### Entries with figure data
::::

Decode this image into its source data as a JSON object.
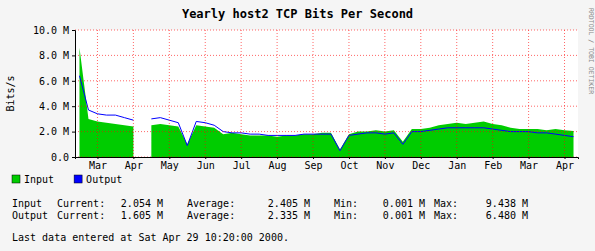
{
  "chart_data": {
    "type": "area",
    "title": "Yearly host2 TCP Bits Per Second",
    "y_label": "Bits/s",
    "categories": [
      null,
      null,
      "Mar",
      null,
      null,
      null,
      "Apr",
      null,
      null,
      null,
      "May",
      null,
      null,
      null,
      "Jun",
      null,
      null,
      null,
      "Jul",
      null,
      null,
      null,
      "Aug",
      null,
      null,
      null,
      "Sep",
      null,
      null,
      null,
      "Oct",
      null,
      null,
      null,
      "Nov",
      null,
      null,
      null,
      "Dec",
      null,
      null,
      null,
      "Jan",
      null,
      null,
      null,
      "Feb",
      null,
      null,
      null,
      "Mar",
      null,
      null,
      null,
      "Apr",
      null
    ],
    "series": [
      {
        "name": "Input",
        "type": "area",
        "color": "#00cc00",
        "values": [
          8600000,
          3000000,
          2800000,
          2700000,
          2600000,
          2500000,
          2400000,
          null,
          2500000,
          2600000,
          2500000,
          2400000,
          1000000,
          2500000,
          2400000,
          2300000,
          1800000,
          1900000,
          1800000,
          1700000,
          1700000,
          1700000,
          1600000,
          1700000,
          1700000,
          1800000,
          1800000,
          1900000,
          1900000,
          600000,
          1800000,
          2000000,
          2000000,
          2100000,
          2000000,
          2100000,
          1200000,
          2200000,
          2200000,
          2300000,
          2500000,
          2600000,
          2700000,
          2600000,
          2700000,
          2800000,
          2600000,
          2500000,
          2300000,
          2200000,
          2200000,
          2200000,
          2100000,
          2200000,
          2100000,
          2050000
        ]
      },
      {
        "name": "Output",
        "type": "line",
        "color": "#0000ff",
        "values": [
          6400000,
          3700000,
          3400000,
          3300000,
          3300000,
          3100000,
          2900000,
          null,
          3000000,
          3100000,
          2900000,
          2700000,
          900000,
          2800000,
          2700000,
          2500000,
          2000000,
          1900000,
          1900000,
          1800000,
          1800000,
          1700000,
          1700000,
          1700000,
          1700000,
          1800000,
          1800000,
          1800000,
          1800000,
          500000,
          1700000,
          1800000,
          1900000,
          1900000,
          1800000,
          1900000,
          1000000,
          2000000,
          2000000,
          2100000,
          2200000,
          2300000,
          2300000,
          2300000,
          2300000,
          2300000,
          2200000,
          2100000,
          2000000,
          2000000,
          2000000,
          1900000,
          1900000,
          1800000,
          1700000,
          1600000
        ]
      }
    ],
    "ylim": [
      0,
      10000000
    ],
    "yticks": [
      {
        "value": 0,
        "label": "0.0"
      },
      {
        "value": 2000000,
        "label": "2.0 M"
      },
      {
        "value": 4000000,
        "label": "4.0 M"
      },
      {
        "value": 6000000,
        "label": "6.0 M"
      },
      {
        "value": 8000000,
        "label": "8.0 M"
      },
      {
        "value": 10000000,
        "label": "10.0 M"
      }
    ],
    "grid": true,
    "legend": "bottom",
    "stats": {
      "columns": [
        "Current:",
        "Average:",
        "Min:",
        "Max:"
      ],
      "rows": [
        [
          "2.054 M",
          "2.405 M",
          "0.001 M",
          "9.438 M"
        ],
        [
          "1.605 M",
          "2.335 M",
          "0.001 M",
          "6.480 M"
        ]
      ]
    },
    "annotations": [
      "RRDTOOL / TOBI OETIKER",
      "Last data entered at Sat Apr 29 10:20:00 2000."
    ]
  }
}
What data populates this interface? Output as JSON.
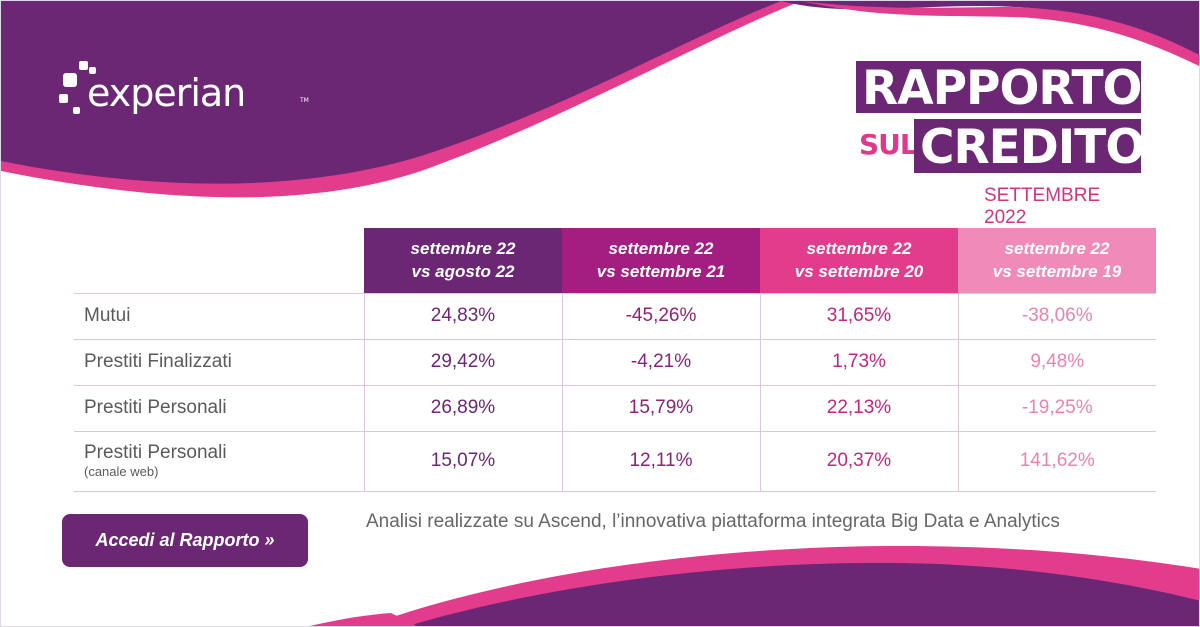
{
  "brand": {
    "logo_text": "experian",
    "logo_tm": "TM"
  },
  "title": {
    "line1": "RAPPORTO",
    "prefix": "SUL",
    "line2": "CREDITO",
    "date": "SETTEMBRE 2022"
  },
  "table": {
    "columns": [
      {
        "line1": "settembre 22",
        "line2": "vs agosto 22"
      },
      {
        "line1": "settembre 22",
        "line2": "vs settembre 21"
      },
      {
        "line1": "settembre 22",
        "line2": "vs settembre 20"
      },
      {
        "line1": "settembre 22",
        "line2": "vs settembre 19"
      }
    ],
    "rows": [
      {
        "label": "Mutui",
        "sublabel": "",
        "values": [
          "24,83%",
          "-45,26%",
          "31,65%",
          "-38,06%"
        ]
      },
      {
        "label": "Prestiti Finalizzati",
        "sublabel": "",
        "values": [
          "29,42%",
          "-4,21%",
          "1,73%",
          "9,48%"
        ]
      },
      {
        "label": "Prestiti Personali",
        "sublabel": "",
        "values": [
          "26,89%",
          "15,79%",
          "22,13%",
          "-19,25%"
        ]
      },
      {
        "label": "Prestiti Personali",
        "sublabel": "(canale web)",
        "values": [
          "15,07%",
          "12,11%",
          "20,37%",
          "141,62%"
        ]
      }
    ]
  },
  "cta": {
    "label": "Accedi al Rapporto »"
  },
  "footnote": "Analisi realizzate su Ascend, l’innovativa piattaforma integrata Big Data e Analytics",
  "colors": {
    "purple": "#6b2674",
    "magenta": "#a41d80",
    "pink": "#e23d8d",
    "light_pink": "#f08bb9"
  }
}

::::

### TASK DESCRIPTION
Write the lines above out again exactly, without any of their pictures.

### SOLUTION
Decode this image into its source data as a JSON object.
{
  "chart_data": {
    "type": "area",
    "title": "Yearly host2 TCP Bits Per Second",
    "y_label": "Bits/s",
    "categories": [
      null,
      null,
      "Mar",
      null,
      null,
      null,
      "Apr",
      null,
      null,
      null,
      "May",
      null,
      null,
      null,
      "Jun",
      null,
      null,
      null,
      "Jul",
      null,
      null,
      null,
      "Aug",
      null,
      null,
      null,
      "Sep",
      null,
      null,
      null,
      "Oct",
      null,
      null,
      null,
      "Nov",
      null,
      null,
      null,
      "Dec",
      null,
      null,
      null,
      "Jan",
      null,
      null,
      null,
      "Feb",
      null,
      null,
      null,
      "Mar",
      null,
      null,
      null,
      "Apr",
      null
    ],
    "series": [
      {
        "name": "Input",
        "type": "area",
        "color": "#00cc00",
        "values": [
          8600000,
          3000000,
          2800000,
          2700000,
          2600000,
          2500000,
          2400000,
          null,
          2500000,
          2600000,
          2500000,
          2400000,
          1000000,
          2500000,
          2400000,
          2300000,
          1800000,
          1900000,
          1800000,
          1700000,
          1700000,
          1700000,
          1600000,
          1700000,
          1700000,
          1800000,
          1800000,
          1900000,
          1900000,
          600000,
          1800000,
          2000000,
          2000000,
          2100000,
          2000000,
          2100000,
          1200000,
          2200000,
          2200000,
          2300000,
          2500000,
          2600000,
          2700000,
          2600000,
          2700000,
          2800000,
          2600000,
          2500000,
          2300000,
          2200000,
          2200000,
          2200000,
          2100000,
          2200000,
          2100000,
          2050000
        ]
      },
      {
        "name": "Output",
        "type": "line",
        "color": "#0000ff",
        "values": [
          6400000,
          3700000,
          3400000,
          3300000,
          3300000,
          3100000,
          2900000,
          null,
          3000000,
          3100000,
          2900000,
          2700000,
          900000,
          2800000,
          2700000,
          2500000,
          2000000,
          1900000,
          1900000,
          1800000,
          1800000,
          1700000,
          1700000,
          1700000,
          1700000,
          1800000,
          1800000,
          1800000,
          1800000,
          500000,
          1700000,
          1800000,
          1900000,
          1900000,
          1800000,
          1900000,
          1000000,
          2000000,
          2000000,
          2100000,
          2200000,
          2300000,
          2300000,
          2300000,
          2300000,
          2300000,
          2200000,
          2100000,
          2000000,
          2000000,
          2000000,
          1900000,
          1900000,
          1800000,
          1700000,
          1600000
        ]
      }
    ],
    "ylim": [
      0,
      10000000
    ],
    "yticks": [
      {
        "value": 0,
        "label": "0.0"
      },
      {
        "value": 2000000,
        "label": "2.0 M"
      },
      {
        "value": 4000000,
        "label": "4.0 M"
      },
      {
        "value": 6000000,
        "label": "6.0 M"
      },
      {
        "value": 8000000,
        "label": "8.0 M"
      },
      {
        "value": 10000000,
        "label": "10.0 M"
      }
    ],
    "grid": true,
    "legend": "bottom",
    "stats": {
      "columns": [
        "Current:",
        "Average:",
        "Min:",
        "Max:"
      ],
      "rows": [
        [
          "2.054 M",
          "2.405 M",
          "0.001 M",
          "9.438 M"
        ],
        [
          "1.605 M",
          "2.335 M",
          "0.001 M",
          "6.480 M"
        ]
      ]
    },
    "annotations": [
      "RRDTOOL / TOBI OETIKER",
      "Last data entered at Sat Apr 29 10:20:00 2000."
    ]
  }
}
What data populates this interface? Output as JSON.
{
  "brand": {
    "logo_text": "experian",
    "logo_tm": "TM"
  },
  "title": {
    "line1": "RAPPORTO",
    "prefix": "SUL",
    "line2": "CREDITO",
    "date": "SETTEMBRE 2022"
  },
  "table": {
    "columns": [
      {
        "line1": "settembre 22",
        "line2": "vs agosto 22"
      },
      {
        "line1": "settembre 22",
        "line2": "vs settembre 21"
      },
      {
        "line1": "settembre 22",
        "line2": "vs settembre 20"
      },
      {
        "line1": "settembre 22",
        "line2": "vs settembre 19"
      }
    ],
    "rows": [
      {
        "label": "Mutui",
        "sublabel": "",
        "values": [
          "24,83%",
          "-45,26%",
          "31,65%",
          "-38,06%"
        ]
      },
      {
        "label": "Prestiti Finalizzati",
        "sublabel": "",
        "values": [
          "29,42%",
          "-4,21%",
          "1,73%",
          "9,48%"
        ]
      },
      {
        "label": "Prestiti Personali",
        "sublabel": "",
        "values": [
          "26,89%",
          "15,79%",
          "22,13%",
          "-19,25%"
        ]
      },
      {
        "label": "Prestiti Personali",
        "sublabel": "(canale web)",
        "values": [
          "15,07%",
          "12,11%",
          "20,37%",
          "141,62%"
        ]
      }
    ]
  },
  "cta": {
    "label": "Accedi al Rapporto »"
  },
  "footnote": "Analisi realizzate su Ascend, l’innovativa piattaforma integrata Big Data e Analytics",
  "colors": {
    "purple": "#6b2674",
    "magenta": "#a41d80",
    "pink": "#e23d8d",
    "light_pink": "#f08bb9"
  }
}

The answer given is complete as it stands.